------ Dataset ------

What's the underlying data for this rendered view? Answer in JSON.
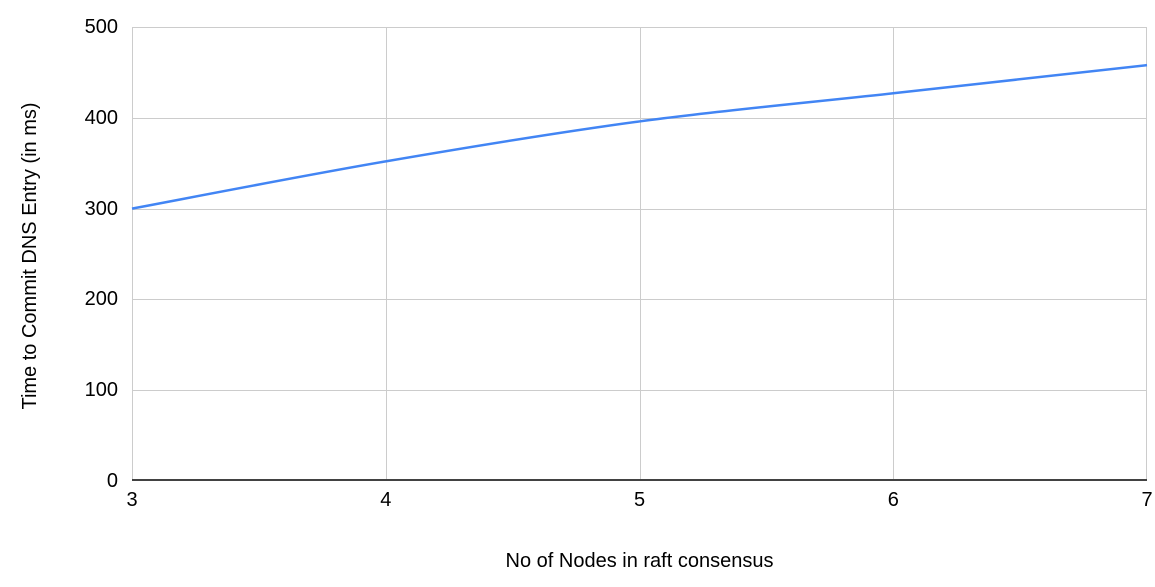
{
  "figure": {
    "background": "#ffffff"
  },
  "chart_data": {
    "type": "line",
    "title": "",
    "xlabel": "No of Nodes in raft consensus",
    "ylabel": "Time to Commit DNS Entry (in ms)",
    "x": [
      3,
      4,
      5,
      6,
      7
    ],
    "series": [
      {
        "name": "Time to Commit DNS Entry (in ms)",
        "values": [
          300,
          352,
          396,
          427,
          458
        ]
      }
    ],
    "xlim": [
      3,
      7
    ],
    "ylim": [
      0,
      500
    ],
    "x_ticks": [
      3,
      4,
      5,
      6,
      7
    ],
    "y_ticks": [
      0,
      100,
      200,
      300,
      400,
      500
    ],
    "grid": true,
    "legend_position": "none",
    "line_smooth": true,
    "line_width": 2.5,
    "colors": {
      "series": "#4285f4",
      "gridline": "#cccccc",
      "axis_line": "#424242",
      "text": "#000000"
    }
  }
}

------

- **Work to be completed**
The records above must be transcribed exactly. Pictures are left out of the copy.

- **The answer**
What's the underlying data for this rendered view? Answer in JSON.
{
  "figure": {
    "background": "#ffffff"
  },
  "chart_data": {
    "type": "line",
    "title": "",
    "xlabel": "No of Nodes in raft consensus",
    "ylabel": "Time to Commit DNS Entry (in ms)",
    "x": [
      3,
      4,
      5,
      6,
      7
    ],
    "series": [
      {
        "name": "Time to Commit DNS Entry (in ms)",
        "values": [
          300,
          352,
          396,
          427,
          458
        ]
      }
    ],
    "xlim": [
      3,
      7
    ],
    "ylim": [
      0,
      500
    ],
    "x_ticks": [
      3,
      4,
      5,
      6,
      7
    ],
    "y_ticks": [
      0,
      100,
      200,
      300,
      400,
      500
    ],
    "grid": true,
    "legend_position": "none",
    "line_smooth": true,
    "line_width": 2.5,
    "colors": {
      "series": "#4285f4",
      "gridline": "#cccccc",
      "axis_line": "#424242",
      "text": "#000000"
    }
  }
}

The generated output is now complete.